# Start of Data for processing
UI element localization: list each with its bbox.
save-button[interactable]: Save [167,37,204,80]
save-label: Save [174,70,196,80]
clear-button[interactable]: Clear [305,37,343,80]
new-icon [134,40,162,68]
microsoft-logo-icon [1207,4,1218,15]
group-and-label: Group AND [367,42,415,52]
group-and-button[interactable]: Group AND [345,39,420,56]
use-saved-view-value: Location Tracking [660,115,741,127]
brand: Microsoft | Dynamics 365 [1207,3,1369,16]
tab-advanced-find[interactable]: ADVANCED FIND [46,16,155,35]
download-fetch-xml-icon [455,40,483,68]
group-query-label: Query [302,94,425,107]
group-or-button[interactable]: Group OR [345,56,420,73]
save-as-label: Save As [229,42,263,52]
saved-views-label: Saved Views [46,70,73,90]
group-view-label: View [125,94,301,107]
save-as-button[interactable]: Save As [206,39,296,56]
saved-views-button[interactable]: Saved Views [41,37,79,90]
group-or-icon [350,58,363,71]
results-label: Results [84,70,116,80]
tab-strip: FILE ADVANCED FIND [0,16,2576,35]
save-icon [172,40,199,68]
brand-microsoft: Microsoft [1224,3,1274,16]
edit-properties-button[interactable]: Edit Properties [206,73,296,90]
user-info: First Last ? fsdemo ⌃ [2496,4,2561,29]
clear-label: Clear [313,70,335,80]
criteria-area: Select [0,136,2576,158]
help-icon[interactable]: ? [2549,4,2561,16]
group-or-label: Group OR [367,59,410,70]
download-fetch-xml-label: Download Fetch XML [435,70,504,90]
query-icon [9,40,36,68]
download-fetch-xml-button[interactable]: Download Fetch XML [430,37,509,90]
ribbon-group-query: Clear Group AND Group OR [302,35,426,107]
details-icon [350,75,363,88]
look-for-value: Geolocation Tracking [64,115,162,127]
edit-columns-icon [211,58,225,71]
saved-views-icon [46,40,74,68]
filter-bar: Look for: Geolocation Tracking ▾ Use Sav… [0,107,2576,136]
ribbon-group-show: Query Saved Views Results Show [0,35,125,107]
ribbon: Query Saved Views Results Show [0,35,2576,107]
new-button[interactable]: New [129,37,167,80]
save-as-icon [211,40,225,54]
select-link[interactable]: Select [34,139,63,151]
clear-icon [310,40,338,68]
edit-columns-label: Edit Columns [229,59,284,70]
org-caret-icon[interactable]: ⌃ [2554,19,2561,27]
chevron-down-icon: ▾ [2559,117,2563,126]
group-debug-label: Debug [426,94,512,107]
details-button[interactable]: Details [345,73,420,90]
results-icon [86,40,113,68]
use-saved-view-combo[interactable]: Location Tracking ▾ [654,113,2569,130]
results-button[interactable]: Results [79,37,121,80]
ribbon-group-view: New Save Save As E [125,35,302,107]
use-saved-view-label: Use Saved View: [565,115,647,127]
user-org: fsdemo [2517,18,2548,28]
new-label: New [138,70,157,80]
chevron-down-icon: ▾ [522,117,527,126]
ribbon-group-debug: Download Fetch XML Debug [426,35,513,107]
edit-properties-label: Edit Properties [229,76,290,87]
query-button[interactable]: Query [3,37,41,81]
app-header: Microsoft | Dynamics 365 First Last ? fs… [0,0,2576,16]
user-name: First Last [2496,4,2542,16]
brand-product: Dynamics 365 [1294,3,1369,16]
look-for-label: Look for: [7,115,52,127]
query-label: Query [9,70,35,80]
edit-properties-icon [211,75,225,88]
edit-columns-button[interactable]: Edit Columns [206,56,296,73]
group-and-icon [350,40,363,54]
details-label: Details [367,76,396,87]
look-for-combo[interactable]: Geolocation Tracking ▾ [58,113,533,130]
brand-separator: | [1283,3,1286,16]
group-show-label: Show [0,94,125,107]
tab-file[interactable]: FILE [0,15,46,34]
# End of Data for processing
[Written instruction] Reproduce every line of the records above without changing anything.

[Result of this task]
UI element localization: list each with its bbox.
save-button[interactable]: Save [167,37,204,80]
save-label: Save [174,70,196,80]
clear-button[interactable]: Clear [305,37,343,80]
new-icon [134,40,162,68]
microsoft-logo-icon [1207,4,1218,15]
group-and-label: Group AND [367,42,415,52]
group-and-button[interactable]: Group AND [345,39,420,56]
use-saved-view-value: Location Tracking [660,115,741,127]
brand: Microsoft | Dynamics 365 [1207,3,1369,16]
tab-advanced-find[interactable]: ADVANCED FIND [46,16,155,35]
download-fetch-xml-icon [455,40,483,68]
group-query-label: Query [302,94,425,107]
group-or-button[interactable]: Group OR [345,56,420,73]
save-as-label: Save As [229,42,263,52]
saved-views-label: Saved Views [46,70,73,90]
group-view-label: View [125,94,301,107]
save-as-button[interactable]: Save As [206,39,296,56]
saved-views-button[interactable]: Saved Views [41,37,79,90]
group-or-icon [350,58,363,71]
results-label: Results [84,70,116,80]
tab-strip: FILE ADVANCED FIND [0,16,2576,35]
save-icon [172,40,199,68]
brand-microsoft: Microsoft [1224,3,1274,16]
edit-properties-button[interactable]: Edit Properties [206,73,296,90]
user-info: First Last ? fsdemo ⌃ [2496,4,2561,29]
clear-label: Clear [313,70,335,80]
criteria-area: Select [0,136,2576,158]
help-icon[interactable]: ? [2549,4,2561,16]
group-or-label: Group OR [367,59,410,70]
download-fetch-xml-label: Download Fetch XML [435,70,504,90]
query-icon [9,40,36,68]
download-fetch-xml-button[interactable]: Download Fetch XML [430,37,509,90]
ribbon-group-query: Clear Group AND Group OR [302,35,426,107]
details-icon [350,75,363,88]
look-for-value: Geolocation Tracking [64,115,162,127]
edit-columns-icon [211,58,225,71]
saved-views-icon [46,40,74,68]
filter-bar: Look for: Geolocation Tracking ▾ Use Sav… [0,107,2576,136]
ribbon-group-show: Query Saved Views Results Show [0,35,125,107]
ribbon: Query Saved Views Results Show [0,35,2576,107]
new-button[interactable]: New [129,37,167,80]
save-as-icon [211,40,225,54]
select-link[interactable]: Select [34,139,63,151]
clear-icon [310,40,338,68]
edit-columns-label: Edit Columns [229,59,284,70]
org-caret-icon[interactable]: ⌃ [2554,19,2561,27]
chevron-down-icon: ▾ [2559,117,2563,126]
group-debug-label: Debug [426,94,512,107]
details-button[interactable]: Details [345,73,420,90]
results-icon [86,40,113,68]
use-saved-view-combo[interactable]: Location Tracking ▾ [654,113,2569,130]
results-button[interactable]: Results [79,37,121,80]
ribbon-group-view: New Save Save As E [125,35,302,107]
use-saved-view-label: Use Saved View: [565,115,647,127]
user-org: fsdemo [2517,18,2548,28]
new-label: New [138,70,157,80]
chevron-down-icon: ▾ [522,117,527,126]
ribbon-group-debug: Download Fetch XML Debug [426,35,513,107]
edit-properties-label: Edit Properties [229,76,290,87]
query-button[interactable]: Query [3,37,41,81]
app-header: Microsoft | Dynamics 365 First Last ? fs… [0,0,2576,16]
user-name: First Last [2496,4,2542,16]
brand-product: Dynamics 365 [1294,3,1369,16]
look-for-label: Look for: [7,115,52,127]
query-label: Query [9,70,35,80]
edit-properties-icon [211,75,225,88]
edit-columns-button[interactable]: Edit Columns [206,56,296,73]
group-and-icon [350,40,363,54]
details-label: Details [367,76,396,87]
look-for-combo[interactable]: Geolocation Tracking ▾ [58,113,533,130]
brand-separator: | [1283,3,1286,16]
group-show-label: Show [0,94,125,107]
tab-file[interactable]: FILE [0,15,46,34]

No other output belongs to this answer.